━━ MATERIAL
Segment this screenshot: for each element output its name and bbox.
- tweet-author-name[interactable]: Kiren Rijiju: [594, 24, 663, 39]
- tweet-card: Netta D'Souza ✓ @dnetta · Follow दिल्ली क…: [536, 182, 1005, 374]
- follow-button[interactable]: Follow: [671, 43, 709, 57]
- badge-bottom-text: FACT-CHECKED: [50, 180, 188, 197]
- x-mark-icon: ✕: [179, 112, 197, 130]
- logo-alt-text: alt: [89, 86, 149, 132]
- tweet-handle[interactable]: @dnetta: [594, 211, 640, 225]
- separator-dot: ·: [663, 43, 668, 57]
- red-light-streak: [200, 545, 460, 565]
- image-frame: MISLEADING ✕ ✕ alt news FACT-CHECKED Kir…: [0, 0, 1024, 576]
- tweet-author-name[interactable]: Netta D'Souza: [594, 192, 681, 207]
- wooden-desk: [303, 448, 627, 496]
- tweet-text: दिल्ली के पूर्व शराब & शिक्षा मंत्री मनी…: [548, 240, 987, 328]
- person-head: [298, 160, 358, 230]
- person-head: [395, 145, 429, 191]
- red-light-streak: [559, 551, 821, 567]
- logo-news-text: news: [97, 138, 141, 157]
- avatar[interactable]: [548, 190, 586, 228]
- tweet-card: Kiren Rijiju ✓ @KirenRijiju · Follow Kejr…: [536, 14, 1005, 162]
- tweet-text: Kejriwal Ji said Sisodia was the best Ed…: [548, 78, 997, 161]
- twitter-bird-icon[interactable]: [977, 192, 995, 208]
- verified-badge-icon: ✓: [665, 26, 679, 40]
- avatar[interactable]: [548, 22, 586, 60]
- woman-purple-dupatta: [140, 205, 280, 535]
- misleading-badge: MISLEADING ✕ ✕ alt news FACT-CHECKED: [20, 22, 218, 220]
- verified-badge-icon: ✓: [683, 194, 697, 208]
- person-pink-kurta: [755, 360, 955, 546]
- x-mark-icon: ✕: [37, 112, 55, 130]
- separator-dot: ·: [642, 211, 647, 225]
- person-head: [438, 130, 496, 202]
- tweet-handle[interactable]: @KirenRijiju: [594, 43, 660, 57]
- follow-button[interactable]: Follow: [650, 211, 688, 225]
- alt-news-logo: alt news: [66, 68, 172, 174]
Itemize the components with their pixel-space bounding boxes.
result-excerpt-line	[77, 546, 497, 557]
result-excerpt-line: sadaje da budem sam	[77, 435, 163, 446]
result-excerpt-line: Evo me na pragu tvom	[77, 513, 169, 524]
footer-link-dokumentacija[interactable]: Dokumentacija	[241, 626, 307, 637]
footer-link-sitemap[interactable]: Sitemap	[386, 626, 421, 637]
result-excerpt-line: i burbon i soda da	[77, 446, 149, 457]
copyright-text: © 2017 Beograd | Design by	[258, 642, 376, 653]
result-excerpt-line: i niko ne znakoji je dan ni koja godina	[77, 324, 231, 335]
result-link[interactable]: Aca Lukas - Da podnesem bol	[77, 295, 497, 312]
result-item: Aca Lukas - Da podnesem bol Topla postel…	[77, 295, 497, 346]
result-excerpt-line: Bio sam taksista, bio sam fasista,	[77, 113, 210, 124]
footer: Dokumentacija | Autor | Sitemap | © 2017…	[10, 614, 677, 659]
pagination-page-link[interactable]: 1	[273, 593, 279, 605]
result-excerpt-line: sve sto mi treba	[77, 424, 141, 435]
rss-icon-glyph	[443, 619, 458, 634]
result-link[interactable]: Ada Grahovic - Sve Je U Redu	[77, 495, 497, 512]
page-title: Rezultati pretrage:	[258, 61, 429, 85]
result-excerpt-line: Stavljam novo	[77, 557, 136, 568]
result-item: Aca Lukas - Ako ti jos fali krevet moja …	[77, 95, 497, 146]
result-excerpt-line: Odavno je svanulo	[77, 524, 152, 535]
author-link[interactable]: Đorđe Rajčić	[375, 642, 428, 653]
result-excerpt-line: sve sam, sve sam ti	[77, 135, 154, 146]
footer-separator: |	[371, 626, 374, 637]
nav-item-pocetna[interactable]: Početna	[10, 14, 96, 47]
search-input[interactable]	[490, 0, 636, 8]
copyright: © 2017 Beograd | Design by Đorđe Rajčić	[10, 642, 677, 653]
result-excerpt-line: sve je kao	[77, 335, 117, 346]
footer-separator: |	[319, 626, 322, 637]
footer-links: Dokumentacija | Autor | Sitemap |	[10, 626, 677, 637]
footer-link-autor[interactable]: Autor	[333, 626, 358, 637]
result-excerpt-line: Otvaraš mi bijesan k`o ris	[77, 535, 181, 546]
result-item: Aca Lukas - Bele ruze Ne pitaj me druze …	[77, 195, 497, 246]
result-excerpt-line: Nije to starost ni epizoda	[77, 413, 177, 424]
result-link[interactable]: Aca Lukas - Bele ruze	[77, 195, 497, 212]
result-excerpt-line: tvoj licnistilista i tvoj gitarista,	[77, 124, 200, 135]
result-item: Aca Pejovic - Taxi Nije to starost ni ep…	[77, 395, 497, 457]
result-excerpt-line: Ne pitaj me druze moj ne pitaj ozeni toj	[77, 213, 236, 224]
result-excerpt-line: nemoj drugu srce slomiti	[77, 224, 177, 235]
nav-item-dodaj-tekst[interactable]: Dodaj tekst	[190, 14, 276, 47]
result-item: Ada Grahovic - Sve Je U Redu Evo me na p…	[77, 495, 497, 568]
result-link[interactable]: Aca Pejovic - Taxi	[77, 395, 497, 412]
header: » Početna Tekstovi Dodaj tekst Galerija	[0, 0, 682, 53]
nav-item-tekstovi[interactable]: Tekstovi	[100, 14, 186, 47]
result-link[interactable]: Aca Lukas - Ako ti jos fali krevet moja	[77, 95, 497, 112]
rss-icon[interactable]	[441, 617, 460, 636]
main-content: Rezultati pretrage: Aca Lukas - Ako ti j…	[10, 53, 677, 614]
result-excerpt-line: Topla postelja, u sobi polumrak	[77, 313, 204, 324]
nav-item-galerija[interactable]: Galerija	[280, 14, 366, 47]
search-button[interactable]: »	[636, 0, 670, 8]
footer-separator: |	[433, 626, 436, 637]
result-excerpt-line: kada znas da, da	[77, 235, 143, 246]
━━━━
Copy out verbatim everything from the start of the records down to and including the line containing "- person-pink-kurta: [755, 360, 955, 546]".

◆ OUTPUT FOR THIS TASK
Segment this screenshot: for each element output its name and bbox.
- tweet-author-name[interactable]: Kiren Rijiju: [594, 24, 663, 39]
- tweet-card: Netta D'Souza ✓ @dnetta · Follow दिल्ली क…: [536, 182, 1005, 374]
- follow-button[interactable]: Follow: [671, 43, 709, 57]
- badge-bottom-text: FACT-CHECKED: [50, 180, 188, 197]
- x-mark-icon: ✕: [179, 112, 197, 130]
- logo-alt-text: alt: [89, 86, 149, 132]
- tweet-handle[interactable]: @dnetta: [594, 211, 640, 225]
- separator-dot: ·: [663, 43, 668, 57]
- red-light-streak: [200, 545, 460, 565]
- image-frame: MISLEADING ✕ ✕ alt news FACT-CHECKED Kir…: [0, 0, 1024, 576]
- tweet-author-name[interactable]: Netta D'Souza: [594, 192, 681, 207]
- wooden-desk: [303, 448, 627, 496]
- tweet-text: दिल्ली के पूर्व शराब & शिक्षा मंत्री मनी…: [548, 240, 987, 328]
- person-head: [298, 160, 358, 230]
- person-head: [395, 145, 429, 191]
- red-light-streak: [559, 551, 821, 567]
- logo-news-text: news: [97, 138, 141, 157]
- avatar[interactable]: [548, 190, 586, 228]
- tweet-card: Kiren Rijiju ✓ @KirenRijiju · Follow Kejr…: [536, 14, 1005, 162]
- tweet-text: Kejriwal Ji said Sisodia was the best Ed…: [548, 78, 997, 161]
- twitter-bird-icon[interactable]: [977, 192, 995, 208]
- verified-badge-icon: ✓: [665, 26, 679, 40]
- avatar[interactable]: [548, 22, 586, 60]
- woman-purple-dupatta: [140, 205, 280, 535]
- misleading-badge: MISLEADING ✕ ✕ alt news FACT-CHECKED: [20, 22, 218, 220]
- verified-badge-icon: ✓: [683, 194, 697, 208]
- person-pink-kurta: [755, 360, 955, 546]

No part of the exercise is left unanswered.